GIVEN TASK:
Below is a block of records; return all of them exactly, but without the images.

[Data records]

------------------------

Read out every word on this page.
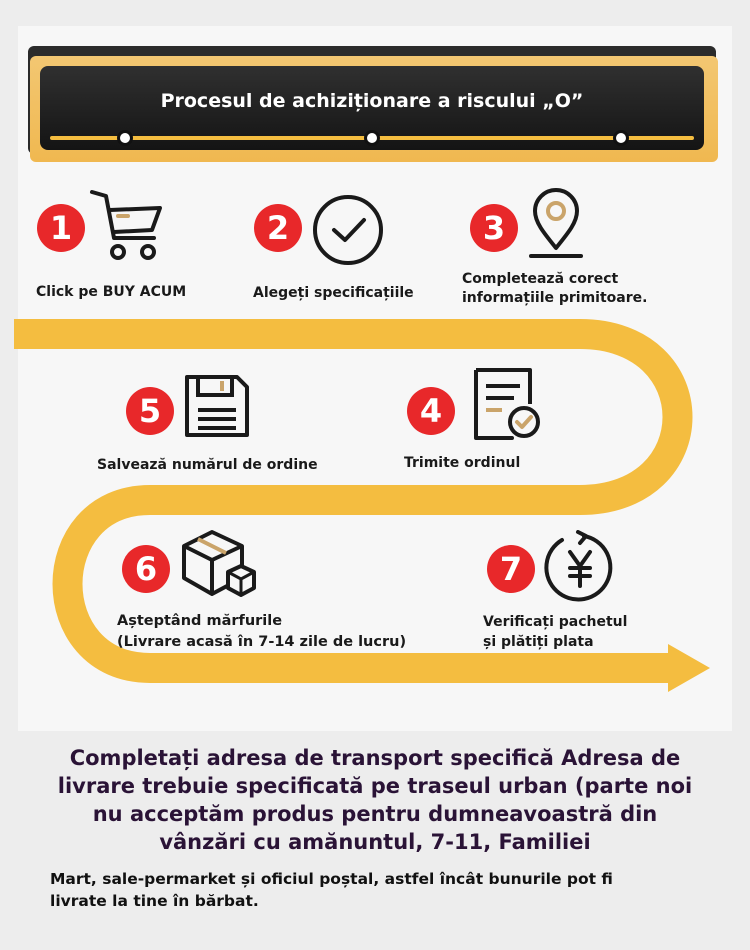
Procesul de achiziționare a riscului „O”
1
Click pe BUY ACUM
2
Alegeți specificațiile
3
Completează corect
informațiile primitoare.
5
Salvează numărul de ordine
4
Trimite ordinul
6
Așteptând mărfurile
(Livrare acasă în 7-14 zile de lucru)
7
Verificați pachetul
și plătiți plata
Completați adresa de transport specifică Adresa de
livrare trebuie specificată pe traseul urban (parte noi
nu acceptăm produs pentru dumneavoastră din
vânzări cu amănuntul, 7-11, Familiei
Mart, sale-permarket și oficiul poștal, astfel încât bunurile pot fi
livrate la tine în bărbat.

------------------------

RESPONSE:
Read out every word on this page.
Procesul de achiziționare a riscului „O”
1
Click pe BUY ACUM
2
Alegeți specificațiile
3
Completează corect
informațiile primitoare.
5
Salvează numărul de ordine
4
Trimite ordinul
6
Așteptând mărfurile
(Livrare acasă în 7-14 zile de lucru)
7
Verificați pachetul
și plătiți plata
Completați adresa de transport specifică Adresa de
livrare trebuie specificată pe traseul urban (parte noi
nu acceptăm produs pentru dumneavoastră din
vânzări cu amănuntul, 7-11, Familiei
Mart, sale-permarket și oficiul poștal, astfel încât bunurile pot fi
livrate la tine în bărbat.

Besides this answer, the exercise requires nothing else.